:: EXERCISE TASK ::
Identify every line in the records below that contains the word "name", and reproduce each one.

::: SUPPLIED RECORDS :::

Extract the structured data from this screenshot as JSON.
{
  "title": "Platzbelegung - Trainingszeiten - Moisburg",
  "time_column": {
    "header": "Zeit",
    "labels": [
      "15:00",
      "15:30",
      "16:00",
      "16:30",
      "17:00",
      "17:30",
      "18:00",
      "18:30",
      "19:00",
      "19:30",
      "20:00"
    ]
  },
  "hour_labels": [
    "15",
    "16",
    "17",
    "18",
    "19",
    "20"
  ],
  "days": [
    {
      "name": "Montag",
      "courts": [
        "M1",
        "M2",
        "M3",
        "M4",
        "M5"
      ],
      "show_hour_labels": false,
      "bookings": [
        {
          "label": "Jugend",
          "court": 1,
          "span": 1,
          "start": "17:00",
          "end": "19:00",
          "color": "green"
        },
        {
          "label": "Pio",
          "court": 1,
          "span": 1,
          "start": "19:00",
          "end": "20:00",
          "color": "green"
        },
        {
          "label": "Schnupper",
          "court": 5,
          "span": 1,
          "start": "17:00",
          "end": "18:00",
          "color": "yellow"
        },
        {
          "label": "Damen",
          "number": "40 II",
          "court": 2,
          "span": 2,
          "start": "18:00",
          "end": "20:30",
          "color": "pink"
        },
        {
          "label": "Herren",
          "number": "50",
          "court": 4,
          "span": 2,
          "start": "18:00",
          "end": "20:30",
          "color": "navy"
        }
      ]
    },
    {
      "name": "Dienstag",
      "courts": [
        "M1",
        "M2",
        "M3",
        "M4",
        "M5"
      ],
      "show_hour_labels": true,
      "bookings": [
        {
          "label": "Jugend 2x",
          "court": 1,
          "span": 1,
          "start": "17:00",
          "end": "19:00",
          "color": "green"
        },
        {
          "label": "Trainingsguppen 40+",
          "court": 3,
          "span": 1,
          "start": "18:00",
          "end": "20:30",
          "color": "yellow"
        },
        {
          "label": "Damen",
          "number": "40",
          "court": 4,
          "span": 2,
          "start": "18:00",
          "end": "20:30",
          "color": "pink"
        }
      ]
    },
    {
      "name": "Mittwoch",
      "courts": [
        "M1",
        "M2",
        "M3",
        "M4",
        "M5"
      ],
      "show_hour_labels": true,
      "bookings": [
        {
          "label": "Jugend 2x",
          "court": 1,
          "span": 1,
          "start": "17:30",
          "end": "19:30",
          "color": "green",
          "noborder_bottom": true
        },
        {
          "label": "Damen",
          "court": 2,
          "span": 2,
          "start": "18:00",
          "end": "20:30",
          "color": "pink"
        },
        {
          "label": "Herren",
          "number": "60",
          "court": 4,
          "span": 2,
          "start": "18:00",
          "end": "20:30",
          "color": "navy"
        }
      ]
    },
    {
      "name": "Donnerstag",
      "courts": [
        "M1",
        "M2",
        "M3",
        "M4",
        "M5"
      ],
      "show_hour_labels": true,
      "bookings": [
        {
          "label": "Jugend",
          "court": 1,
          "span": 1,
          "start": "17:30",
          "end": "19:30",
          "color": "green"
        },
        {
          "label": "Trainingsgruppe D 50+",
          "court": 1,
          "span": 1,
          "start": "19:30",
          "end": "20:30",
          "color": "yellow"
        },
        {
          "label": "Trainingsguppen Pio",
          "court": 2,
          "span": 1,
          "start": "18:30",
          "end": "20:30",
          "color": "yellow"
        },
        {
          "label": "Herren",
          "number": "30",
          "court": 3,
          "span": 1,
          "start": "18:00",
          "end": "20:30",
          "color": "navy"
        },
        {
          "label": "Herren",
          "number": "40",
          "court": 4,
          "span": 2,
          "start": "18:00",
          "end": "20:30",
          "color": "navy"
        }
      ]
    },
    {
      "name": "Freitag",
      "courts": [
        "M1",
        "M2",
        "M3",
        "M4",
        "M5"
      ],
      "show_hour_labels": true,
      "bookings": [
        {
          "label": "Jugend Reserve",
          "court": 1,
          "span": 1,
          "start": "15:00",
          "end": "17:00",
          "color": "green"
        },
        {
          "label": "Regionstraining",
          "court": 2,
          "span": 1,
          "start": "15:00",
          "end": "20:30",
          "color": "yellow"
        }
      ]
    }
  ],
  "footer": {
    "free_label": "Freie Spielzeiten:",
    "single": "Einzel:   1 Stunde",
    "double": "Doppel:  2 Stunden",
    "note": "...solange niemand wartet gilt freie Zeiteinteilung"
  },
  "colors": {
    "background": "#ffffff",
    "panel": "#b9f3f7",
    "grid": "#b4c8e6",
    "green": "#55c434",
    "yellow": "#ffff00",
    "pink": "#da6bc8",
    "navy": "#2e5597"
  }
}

:::

:: FINISHED TASK ::
      "name": "Montag",
      "name": "Dienstag",
      "name": "Mittwoch",
      "name": "Donnerstag",
      "name": "Freitag",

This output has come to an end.